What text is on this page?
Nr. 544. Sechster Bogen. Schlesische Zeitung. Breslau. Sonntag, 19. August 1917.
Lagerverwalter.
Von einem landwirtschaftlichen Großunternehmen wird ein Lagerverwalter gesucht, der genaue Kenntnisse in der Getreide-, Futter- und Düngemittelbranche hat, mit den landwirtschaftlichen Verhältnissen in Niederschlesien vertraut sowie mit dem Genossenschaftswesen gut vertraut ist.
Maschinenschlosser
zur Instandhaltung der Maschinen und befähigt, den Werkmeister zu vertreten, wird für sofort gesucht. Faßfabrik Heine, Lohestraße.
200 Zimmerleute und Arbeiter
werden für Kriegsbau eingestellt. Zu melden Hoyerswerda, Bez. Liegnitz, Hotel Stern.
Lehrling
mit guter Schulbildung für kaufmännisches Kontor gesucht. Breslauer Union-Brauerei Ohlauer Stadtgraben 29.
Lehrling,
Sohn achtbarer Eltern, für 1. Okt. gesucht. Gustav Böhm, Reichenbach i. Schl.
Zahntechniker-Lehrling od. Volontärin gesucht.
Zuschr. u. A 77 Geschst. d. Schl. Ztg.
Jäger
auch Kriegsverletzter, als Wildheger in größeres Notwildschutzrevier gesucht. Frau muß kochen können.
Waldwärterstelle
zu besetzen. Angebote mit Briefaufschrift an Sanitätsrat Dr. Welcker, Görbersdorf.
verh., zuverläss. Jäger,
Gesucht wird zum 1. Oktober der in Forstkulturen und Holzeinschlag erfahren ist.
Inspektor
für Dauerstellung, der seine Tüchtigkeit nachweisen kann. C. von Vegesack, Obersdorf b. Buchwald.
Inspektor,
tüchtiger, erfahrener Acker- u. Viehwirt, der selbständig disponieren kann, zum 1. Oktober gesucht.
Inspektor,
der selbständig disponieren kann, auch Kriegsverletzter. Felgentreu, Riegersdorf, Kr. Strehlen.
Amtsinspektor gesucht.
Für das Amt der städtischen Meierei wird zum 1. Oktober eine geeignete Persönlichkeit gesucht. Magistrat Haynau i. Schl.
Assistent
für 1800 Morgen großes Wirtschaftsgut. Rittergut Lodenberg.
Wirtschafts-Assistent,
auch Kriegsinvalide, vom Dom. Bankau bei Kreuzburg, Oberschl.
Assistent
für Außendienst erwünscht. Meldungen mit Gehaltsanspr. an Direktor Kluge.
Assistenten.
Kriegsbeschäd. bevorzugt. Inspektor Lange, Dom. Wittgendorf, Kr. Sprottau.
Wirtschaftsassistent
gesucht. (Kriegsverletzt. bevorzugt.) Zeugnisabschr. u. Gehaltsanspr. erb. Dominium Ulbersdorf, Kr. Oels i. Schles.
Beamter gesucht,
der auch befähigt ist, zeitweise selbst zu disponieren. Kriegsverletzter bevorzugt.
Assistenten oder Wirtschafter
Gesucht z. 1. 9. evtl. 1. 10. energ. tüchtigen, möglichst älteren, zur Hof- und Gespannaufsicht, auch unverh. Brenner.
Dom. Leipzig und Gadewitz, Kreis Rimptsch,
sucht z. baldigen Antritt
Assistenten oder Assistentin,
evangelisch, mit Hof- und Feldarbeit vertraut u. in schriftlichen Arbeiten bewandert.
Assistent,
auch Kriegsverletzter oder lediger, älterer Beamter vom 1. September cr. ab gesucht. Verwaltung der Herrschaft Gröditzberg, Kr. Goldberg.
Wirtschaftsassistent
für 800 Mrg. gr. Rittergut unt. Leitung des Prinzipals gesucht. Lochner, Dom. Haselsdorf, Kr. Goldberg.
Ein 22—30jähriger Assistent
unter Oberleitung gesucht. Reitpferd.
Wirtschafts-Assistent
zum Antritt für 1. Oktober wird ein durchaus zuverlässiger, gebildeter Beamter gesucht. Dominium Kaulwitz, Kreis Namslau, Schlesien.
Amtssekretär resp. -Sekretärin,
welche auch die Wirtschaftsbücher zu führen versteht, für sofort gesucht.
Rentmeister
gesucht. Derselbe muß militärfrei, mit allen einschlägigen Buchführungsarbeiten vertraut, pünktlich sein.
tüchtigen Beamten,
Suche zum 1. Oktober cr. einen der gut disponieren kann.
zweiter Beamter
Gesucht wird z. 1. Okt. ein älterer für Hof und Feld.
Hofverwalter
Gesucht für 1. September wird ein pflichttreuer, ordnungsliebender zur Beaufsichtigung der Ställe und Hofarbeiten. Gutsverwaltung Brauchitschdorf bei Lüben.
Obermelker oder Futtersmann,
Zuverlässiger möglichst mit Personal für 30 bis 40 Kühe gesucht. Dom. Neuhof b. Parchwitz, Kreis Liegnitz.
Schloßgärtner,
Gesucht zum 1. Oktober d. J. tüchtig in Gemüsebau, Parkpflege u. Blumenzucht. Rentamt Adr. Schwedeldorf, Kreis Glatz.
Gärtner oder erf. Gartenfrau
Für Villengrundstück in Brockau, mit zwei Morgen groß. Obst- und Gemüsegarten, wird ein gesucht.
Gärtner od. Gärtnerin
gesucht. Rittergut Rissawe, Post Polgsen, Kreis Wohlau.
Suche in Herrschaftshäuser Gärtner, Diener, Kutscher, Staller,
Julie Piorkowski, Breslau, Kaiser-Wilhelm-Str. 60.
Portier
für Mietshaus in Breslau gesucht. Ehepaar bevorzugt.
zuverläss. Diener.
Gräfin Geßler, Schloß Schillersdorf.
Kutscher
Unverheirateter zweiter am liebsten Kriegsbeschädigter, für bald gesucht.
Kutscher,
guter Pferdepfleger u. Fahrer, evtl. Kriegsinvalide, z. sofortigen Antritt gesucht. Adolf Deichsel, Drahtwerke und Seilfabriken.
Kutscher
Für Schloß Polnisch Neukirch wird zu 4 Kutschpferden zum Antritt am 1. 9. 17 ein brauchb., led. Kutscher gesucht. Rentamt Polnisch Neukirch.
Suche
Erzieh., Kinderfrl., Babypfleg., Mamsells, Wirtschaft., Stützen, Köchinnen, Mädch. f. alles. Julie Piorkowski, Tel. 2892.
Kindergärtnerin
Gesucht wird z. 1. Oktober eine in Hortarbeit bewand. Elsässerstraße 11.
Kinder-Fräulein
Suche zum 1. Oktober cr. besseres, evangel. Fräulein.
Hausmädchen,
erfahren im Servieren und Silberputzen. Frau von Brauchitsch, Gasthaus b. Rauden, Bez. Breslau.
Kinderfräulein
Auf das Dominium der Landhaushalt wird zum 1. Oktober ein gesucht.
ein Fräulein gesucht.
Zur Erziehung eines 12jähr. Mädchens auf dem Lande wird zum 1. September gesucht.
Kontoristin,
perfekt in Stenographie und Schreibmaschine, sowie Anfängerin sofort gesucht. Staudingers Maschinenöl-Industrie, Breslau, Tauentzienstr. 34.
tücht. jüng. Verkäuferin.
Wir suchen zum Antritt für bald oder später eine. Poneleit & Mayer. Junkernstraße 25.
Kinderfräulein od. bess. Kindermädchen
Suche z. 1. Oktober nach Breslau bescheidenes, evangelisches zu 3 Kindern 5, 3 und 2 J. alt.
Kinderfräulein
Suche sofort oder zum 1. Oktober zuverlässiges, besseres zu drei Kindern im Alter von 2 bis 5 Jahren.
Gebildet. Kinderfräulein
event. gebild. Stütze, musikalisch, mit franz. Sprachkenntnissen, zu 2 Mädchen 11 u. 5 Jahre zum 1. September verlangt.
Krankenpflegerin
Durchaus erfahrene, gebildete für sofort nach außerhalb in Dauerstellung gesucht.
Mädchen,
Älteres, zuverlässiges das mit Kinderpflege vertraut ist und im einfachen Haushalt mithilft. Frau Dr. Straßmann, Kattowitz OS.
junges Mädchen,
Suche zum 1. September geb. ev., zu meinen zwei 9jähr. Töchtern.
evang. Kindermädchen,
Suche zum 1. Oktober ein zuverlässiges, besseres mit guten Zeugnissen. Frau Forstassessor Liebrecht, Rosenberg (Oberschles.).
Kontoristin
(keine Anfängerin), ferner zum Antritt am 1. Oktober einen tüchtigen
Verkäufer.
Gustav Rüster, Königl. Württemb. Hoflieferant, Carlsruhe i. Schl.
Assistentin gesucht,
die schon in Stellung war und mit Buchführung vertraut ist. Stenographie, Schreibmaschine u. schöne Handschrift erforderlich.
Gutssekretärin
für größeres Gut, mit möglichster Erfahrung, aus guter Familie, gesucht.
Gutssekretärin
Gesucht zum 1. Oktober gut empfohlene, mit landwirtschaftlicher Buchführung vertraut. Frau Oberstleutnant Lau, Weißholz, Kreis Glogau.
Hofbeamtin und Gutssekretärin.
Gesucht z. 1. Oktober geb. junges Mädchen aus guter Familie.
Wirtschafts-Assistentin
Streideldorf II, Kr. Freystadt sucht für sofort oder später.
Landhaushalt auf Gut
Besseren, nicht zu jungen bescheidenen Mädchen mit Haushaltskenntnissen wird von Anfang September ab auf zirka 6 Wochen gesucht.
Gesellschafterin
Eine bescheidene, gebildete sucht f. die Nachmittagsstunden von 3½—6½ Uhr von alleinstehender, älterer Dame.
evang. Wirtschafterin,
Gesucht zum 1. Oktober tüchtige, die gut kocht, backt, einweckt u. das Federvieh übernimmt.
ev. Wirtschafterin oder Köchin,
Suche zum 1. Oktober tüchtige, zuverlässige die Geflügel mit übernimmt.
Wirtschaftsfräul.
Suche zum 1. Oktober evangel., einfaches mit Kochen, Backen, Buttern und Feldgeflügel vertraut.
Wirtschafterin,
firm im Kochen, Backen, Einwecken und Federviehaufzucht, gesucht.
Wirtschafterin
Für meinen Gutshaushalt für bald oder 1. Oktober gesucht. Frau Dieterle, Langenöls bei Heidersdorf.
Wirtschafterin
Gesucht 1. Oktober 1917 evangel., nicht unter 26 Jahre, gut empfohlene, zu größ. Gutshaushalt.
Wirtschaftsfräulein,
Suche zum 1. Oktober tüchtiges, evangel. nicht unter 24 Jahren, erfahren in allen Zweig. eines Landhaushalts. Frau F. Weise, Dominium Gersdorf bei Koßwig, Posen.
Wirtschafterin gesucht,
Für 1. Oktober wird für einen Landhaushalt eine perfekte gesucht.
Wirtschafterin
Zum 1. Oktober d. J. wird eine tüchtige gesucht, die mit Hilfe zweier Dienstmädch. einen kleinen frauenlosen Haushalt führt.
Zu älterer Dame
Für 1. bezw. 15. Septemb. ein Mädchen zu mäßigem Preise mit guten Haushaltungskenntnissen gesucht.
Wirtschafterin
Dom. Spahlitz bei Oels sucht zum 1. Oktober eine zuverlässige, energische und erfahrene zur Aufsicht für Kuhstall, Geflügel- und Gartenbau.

### Exercise objective
Search the data above for the string "zuverlässiges" and return every line that has it.

### Task solution
Suche sofort oder zum 1. Oktober zuverlässiges, besseres zu drei Kindern im Alter von 2 bis 5 Jahren.
Älteres, zuverlässiges das mit Kinderpflege vertraut ist und im einfachen Haushalt mithilft. Frau Dr. Straßmann, Kattowitz OS.
Suche zum 1. Oktober ein zuverlässiges, besseres mit guten Zeugnissen. Frau Forstassessor Liebrecht, Rosenberg (Oberschles.).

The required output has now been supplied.